[Extracts from a graphics dataset]
===============
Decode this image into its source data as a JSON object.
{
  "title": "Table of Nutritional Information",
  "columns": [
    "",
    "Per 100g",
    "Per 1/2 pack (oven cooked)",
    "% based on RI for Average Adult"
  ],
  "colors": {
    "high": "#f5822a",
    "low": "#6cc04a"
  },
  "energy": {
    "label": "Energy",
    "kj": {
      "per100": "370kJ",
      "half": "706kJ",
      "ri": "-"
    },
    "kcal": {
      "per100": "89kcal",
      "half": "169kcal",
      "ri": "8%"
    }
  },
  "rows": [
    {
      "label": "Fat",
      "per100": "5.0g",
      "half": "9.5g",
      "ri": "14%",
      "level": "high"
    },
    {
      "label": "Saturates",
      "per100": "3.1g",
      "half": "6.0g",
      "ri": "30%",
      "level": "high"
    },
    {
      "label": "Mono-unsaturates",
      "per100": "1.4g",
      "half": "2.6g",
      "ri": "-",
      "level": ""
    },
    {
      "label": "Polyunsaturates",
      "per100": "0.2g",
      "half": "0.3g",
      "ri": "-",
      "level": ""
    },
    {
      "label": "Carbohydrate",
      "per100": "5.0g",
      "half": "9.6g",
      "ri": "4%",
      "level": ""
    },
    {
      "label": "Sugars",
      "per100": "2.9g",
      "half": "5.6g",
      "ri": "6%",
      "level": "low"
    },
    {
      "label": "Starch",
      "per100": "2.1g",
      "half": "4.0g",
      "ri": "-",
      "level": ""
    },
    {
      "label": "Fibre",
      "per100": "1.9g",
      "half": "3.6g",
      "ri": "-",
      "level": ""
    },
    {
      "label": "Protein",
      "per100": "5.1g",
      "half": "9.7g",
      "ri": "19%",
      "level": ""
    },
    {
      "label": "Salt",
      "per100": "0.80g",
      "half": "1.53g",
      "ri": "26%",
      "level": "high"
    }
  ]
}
===============
** Work request **
Looking at the entries above, count each line in which the word "label" occurs, then give the total and nothing further.

** Exercise response **
11